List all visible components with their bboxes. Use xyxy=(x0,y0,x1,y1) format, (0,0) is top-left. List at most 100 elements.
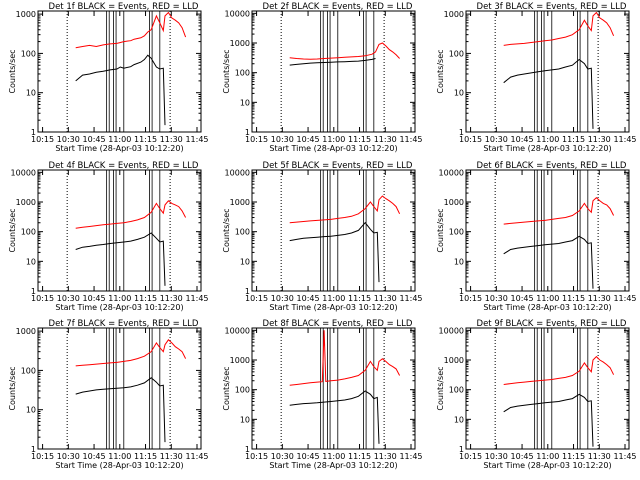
x-tick-label: 10:45 xyxy=(511,452,534,461)
plot-frame xyxy=(465,169,630,292)
x-tick-label: 11:15 xyxy=(562,294,585,303)
x-tick-label: 11:15 xyxy=(348,135,371,144)
y-tick-label: 100 xyxy=(235,386,250,395)
x-tick-label: 11:00 xyxy=(108,294,131,303)
y-tick-label: 10 xyxy=(26,89,36,98)
chart-title: Det 2f BLACK = Events, RED = LLD xyxy=(263,2,413,12)
y-tick-label: 100 xyxy=(235,228,250,237)
x-tick-label: 10:15 xyxy=(31,452,54,461)
x-tick-label: 11:15 xyxy=(348,452,371,461)
x-tick-label: 11:15 xyxy=(134,294,157,303)
events-series-line xyxy=(503,235,594,289)
chart-panel: Det 8f BLACK = Events, RED = LLD 1 10 100 10… xyxy=(222,319,423,470)
y-tick-label: 1 xyxy=(31,287,36,296)
x-tick-label: 11:30 xyxy=(160,294,183,303)
x-tick-label: 11:45 xyxy=(399,452,422,461)
x-tick-label: 11:15 xyxy=(562,452,585,461)
x-tick-label: 10:45 xyxy=(297,135,320,144)
plot-frame xyxy=(251,10,416,133)
y-tick-label: 100 xyxy=(21,49,36,58)
chart-panel: Det 2f BLACK = Events, RED = LLD 1 10 100 10… xyxy=(222,2,423,153)
x-tick-label: 11:00 xyxy=(536,452,559,461)
x-tick-label: 11:15 xyxy=(348,294,371,303)
x-axis-label: Start Time (28-Apr-03 10:12:20) xyxy=(269,461,397,470)
x-tick-label: 10:30 xyxy=(271,452,294,461)
y-tick-label: 1000 xyxy=(16,327,36,336)
x-tick-label: 10:15 xyxy=(459,294,482,303)
y-tick-label: 1 xyxy=(245,128,250,137)
x-axis-label: Start Time (28-Apr-03 10:12:20) xyxy=(269,303,397,312)
chart-panel: Det 6f BLACK = Events, RED = LLD 1 10 100 10… xyxy=(436,161,637,312)
x-tick-label: 10:45 xyxy=(297,294,320,303)
x-tick-label: 11:45 xyxy=(185,135,208,144)
chart-title: Det 4f BLACK = Events, RED = LLD xyxy=(49,161,199,171)
y-tick-label: 10000 xyxy=(225,326,250,335)
lld-series-line xyxy=(503,11,615,46)
x-tick-label: 10:15 xyxy=(31,294,54,303)
x-tick-label: 11:45 xyxy=(185,294,208,303)
x-tick-label: 10:45 xyxy=(83,452,106,461)
x-tick-label: 11:00 xyxy=(536,135,559,144)
y-tick-label: 100 xyxy=(449,49,464,58)
lld-series-line xyxy=(503,355,615,385)
x-tick-label: 10:45 xyxy=(511,294,534,303)
x-tick-label: 11:45 xyxy=(185,452,208,461)
x-tick-label: 10:30 xyxy=(485,294,508,303)
y-tick-label: 1000 xyxy=(230,356,250,365)
x-tick-label: 11:00 xyxy=(322,135,345,144)
x-tick-label: 10:45 xyxy=(83,135,106,144)
chart-title: Det 5f BLACK = Events, RED = LLD xyxy=(263,161,413,171)
y-axis-label: Counts/sec xyxy=(436,49,445,93)
y-tick-label: 1 xyxy=(459,287,464,296)
plot-frame xyxy=(465,10,630,133)
y-tick-label: 1000 xyxy=(444,10,464,19)
chart-panel: Det 1f BLACK = Events, RED = LLD 1 10 100 10… xyxy=(8,2,209,153)
y-tick-label: 10000 xyxy=(439,168,464,177)
y-axis-label: Counts/sec xyxy=(8,208,17,252)
y-tick-label: 1000 xyxy=(16,198,36,207)
x-axis-label: Start Time (28-Apr-03 10:12:20) xyxy=(483,461,611,470)
plot-frame xyxy=(37,10,202,133)
y-tick-label: 10 xyxy=(454,89,464,98)
x-tick-label: 11:30 xyxy=(160,135,183,144)
y-tick-label: 10 xyxy=(240,415,250,424)
y-tick-label: 1000 xyxy=(230,198,250,207)
y-tick-label: 1 xyxy=(459,445,464,454)
x-tick-label: 10:30 xyxy=(485,452,508,461)
y-tick-label: 1 xyxy=(245,445,250,454)
y-tick-label: 100 xyxy=(21,366,36,375)
events-series-line xyxy=(503,393,594,447)
chart-title: Det 1f BLACK = Events, RED = LLD xyxy=(49,2,199,12)
x-tick-label: 11:00 xyxy=(536,294,559,303)
events-series-line xyxy=(75,232,166,286)
x-axis-label: Start Time (28-Apr-03 10:12:20) xyxy=(269,144,397,153)
lld-series-line xyxy=(75,200,187,229)
x-tick-label: 10:30 xyxy=(485,135,508,144)
chart-panel: Det 7f BLACK = Events, RED = LLD 1 10 100 10… xyxy=(8,319,209,470)
x-tick-label: 10:30 xyxy=(271,135,294,144)
events-series-line xyxy=(289,390,380,444)
x-tick-label: 10:30 xyxy=(57,294,80,303)
lld-series-line xyxy=(289,195,401,224)
lld-series-line xyxy=(75,11,187,49)
plot-frame xyxy=(251,327,416,450)
y-tick-label: 10000 xyxy=(11,168,36,177)
x-tick-label: 11:15 xyxy=(134,135,157,144)
y-axis-label: Counts/sec xyxy=(436,366,445,410)
chart-panel: Det 9f BLACK = Events, RED = LLD 1 10 100 10… xyxy=(436,319,637,470)
y-tick-label: 1000 xyxy=(444,356,464,365)
lld-series-line xyxy=(289,42,400,60)
y-tick-label: 10 xyxy=(26,257,36,266)
chart-title: Det 8f BLACK = Events, RED = LLD xyxy=(263,319,413,329)
chart-panel: Det 3f BLACK = Events, RED = LLD 1 10 100 10… xyxy=(436,2,637,153)
x-tick-label: 10:15 xyxy=(459,135,482,144)
x-tick-label: 11:00 xyxy=(108,452,131,461)
x-tick-label: 11:30 xyxy=(588,452,611,461)
events-series-line xyxy=(289,58,376,66)
x-axis-label: Start Time (28-Apr-03 10:12:20) xyxy=(483,144,611,153)
y-tick-label: 1 xyxy=(31,445,36,454)
chart-panel: Det 5f BLACK = Events, RED = LLD 1 10 100 10… xyxy=(222,161,423,312)
x-axis-label: Start Time (28-Apr-03 10:12:20) xyxy=(55,461,183,470)
x-tick-label: 11:00 xyxy=(322,294,345,303)
y-tick-label: 1000 xyxy=(444,198,464,207)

→ **EXERCISE TASK**: Copy the records above line for line, without the picture.

→ **RESPONSE TO THE EXERCISE**:
List all visible components with their bboxes. Use xyxy=(x0,y0,x1,y1) format, (0,0) is top-left. List at most 100 elements.
x-tick-label: 10:45 xyxy=(511,452,534,461)
plot-frame xyxy=(465,169,630,292)
x-tick-label: 11:15 xyxy=(562,294,585,303)
x-tick-label: 11:15 xyxy=(348,135,371,144)
y-tick-label: 100 xyxy=(235,386,250,395)
x-tick-label: 11:00 xyxy=(108,294,131,303)
y-tick-label: 10 xyxy=(26,89,36,98)
chart-title: Det 2f BLACK = Events, RED = LLD xyxy=(263,2,413,12)
y-tick-label: 100 xyxy=(235,228,250,237)
x-tick-label: 10:15 xyxy=(31,452,54,461)
x-tick-label: 11:15 xyxy=(348,452,371,461)
x-tick-label: 11:15 xyxy=(134,294,157,303)
events-series-line xyxy=(503,235,594,289)
chart-panel: Det 8f BLACK = Events, RED = LLD 1 10 100 10… xyxy=(222,319,423,470)
y-tick-label: 1 xyxy=(31,287,36,296)
x-tick-label: 11:30 xyxy=(160,294,183,303)
x-tick-label: 11:45 xyxy=(399,452,422,461)
x-tick-label: 11:15 xyxy=(562,452,585,461)
x-tick-label: 10:45 xyxy=(297,135,320,144)
plot-frame xyxy=(251,10,416,133)
y-tick-label: 100 xyxy=(21,49,36,58)
chart-panel: Det 2f BLACK = Events, RED = LLD 1 10 100 10… xyxy=(222,2,423,153)
x-tick-label: 11:00 xyxy=(536,452,559,461)
x-tick-label: 11:15 xyxy=(348,294,371,303)
x-axis-label: Start Time (28-Apr-03 10:12:20) xyxy=(269,461,397,470)
x-tick-label: 10:30 xyxy=(271,452,294,461)
y-tick-label: 1000 xyxy=(16,327,36,336)
x-tick-label: 10:15 xyxy=(459,294,482,303)
y-tick-label: 1 xyxy=(245,128,250,137)
x-axis-label: Start Time (28-Apr-03 10:12:20) xyxy=(269,303,397,312)
chart-panel: Det 6f BLACK = Events, RED = LLD 1 10 100 10… xyxy=(436,161,637,312)
x-tick-label: 10:45 xyxy=(297,294,320,303)
x-tick-label: 11:45 xyxy=(185,135,208,144)
chart-title: Det 4f BLACK = Events, RED = LLD xyxy=(49,161,199,171)
y-tick-label: 10000 xyxy=(225,326,250,335)
lld-series-line xyxy=(503,11,615,46)
x-tick-label: 10:15 xyxy=(31,294,54,303)
x-tick-label: 11:45 xyxy=(185,294,208,303)
x-tick-label: 10:45 xyxy=(83,452,106,461)
x-tick-label: 11:00 xyxy=(536,135,559,144)
y-tick-label: 100 xyxy=(449,49,464,58)
lld-series-line xyxy=(503,355,615,385)
x-tick-label: 10:45 xyxy=(511,294,534,303)
x-tick-label: 11:45 xyxy=(185,452,208,461)
x-tick-label: 10:30 xyxy=(485,294,508,303)
y-tick-label: 1000 xyxy=(230,356,250,365)
x-tick-label: 11:00 xyxy=(322,135,345,144)
x-tick-label: 10:45 xyxy=(83,135,106,144)
chart-title: Det 5f BLACK = Events, RED = LLD xyxy=(263,161,413,171)
y-axis-label: Counts/sec xyxy=(436,49,445,93)
y-tick-label: 1 xyxy=(459,287,464,296)
plot-frame xyxy=(465,10,630,133)
y-tick-label: 1000 xyxy=(444,10,464,19)
chart-panel: Det 1f BLACK = Events, RED = LLD 1 10 100 10… xyxy=(8,2,209,153)
y-tick-label: 10000 xyxy=(439,168,464,177)
y-axis-label: Counts/sec xyxy=(8,208,17,252)
y-tick-label: 1000 xyxy=(16,198,36,207)
x-axis-label: Start Time (28-Apr-03 10:12:20) xyxy=(483,461,611,470)
plot-frame xyxy=(37,10,202,133)
y-tick-label: 10 xyxy=(454,89,464,98)
x-tick-label: 11:30 xyxy=(160,135,183,144)
y-tick-label: 10 xyxy=(240,415,250,424)
y-tick-label: 1000 xyxy=(230,198,250,207)
y-tick-label: 1 xyxy=(459,445,464,454)
x-tick-label: 10:30 xyxy=(485,452,508,461)
y-tick-label: 1 xyxy=(245,445,250,454)
y-tick-label: 100 xyxy=(21,366,36,375)
events-series-line xyxy=(503,393,594,447)
chart-title: Det 1f BLACK = Events, RED = LLD xyxy=(49,2,199,12)
x-tick-label: 11:00 xyxy=(536,294,559,303)
events-series-line xyxy=(75,232,166,286)
x-axis-label: Start Time (28-Apr-03 10:12:20) xyxy=(269,144,397,153)
lld-series-line xyxy=(75,200,187,229)
x-tick-label: 10:30 xyxy=(485,135,508,144)
chart-panel: Det 7f BLACK = Events, RED = LLD 1 10 100 10… xyxy=(8,319,209,470)
x-tick-label: 10:30 xyxy=(271,135,294,144)
events-series-line xyxy=(289,390,380,444)
x-tick-label: 10:30 xyxy=(57,294,80,303)
lld-series-line xyxy=(289,195,401,224)
lld-series-line xyxy=(75,11,187,49)
plot-frame xyxy=(251,327,416,450)
y-tick-label: 10000 xyxy=(11,168,36,177)
x-tick-label: 11:15 xyxy=(134,135,157,144)
y-axis-label: Counts/sec xyxy=(436,366,445,410)
chart-panel: Det 9f BLACK = Events, RED = LLD 1 10 100 10… xyxy=(436,319,637,470)
y-tick-label: 1000 xyxy=(444,356,464,365)
lld-series-line xyxy=(289,42,400,60)
y-tick-label: 10 xyxy=(26,257,36,266)
chart-title: Det 8f BLACK = Events, RED = LLD xyxy=(263,319,413,329)
chart-panel: Det 3f BLACK = Events, RED = LLD 1 10 100 10… xyxy=(436,2,637,153)
x-tick-label: 10:15 xyxy=(459,135,482,144)
x-tick-label: 11:00 xyxy=(108,452,131,461)
x-tick-label: 11:30 xyxy=(588,452,611,461)
events-series-line xyxy=(289,58,376,66)
x-axis-label: Start Time (28-Apr-03 10:12:20) xyxy=(483,144,611,153)
y-tick-label: 1 xyxy=(31,445,36,454)
chart-panel: Det 5f BLACK = Events, RED = LLD 1 10 100 10… xyxy=(222,161,423,312)
x-axis-label: Start Time (28-Apr-03 10:12:20) xyxy=(55,461,183,470)
x-tick-label: 11:00 xyxy=(322,294,345,303)
y-tick-label: 1000 xyxy=(444,198,464,207)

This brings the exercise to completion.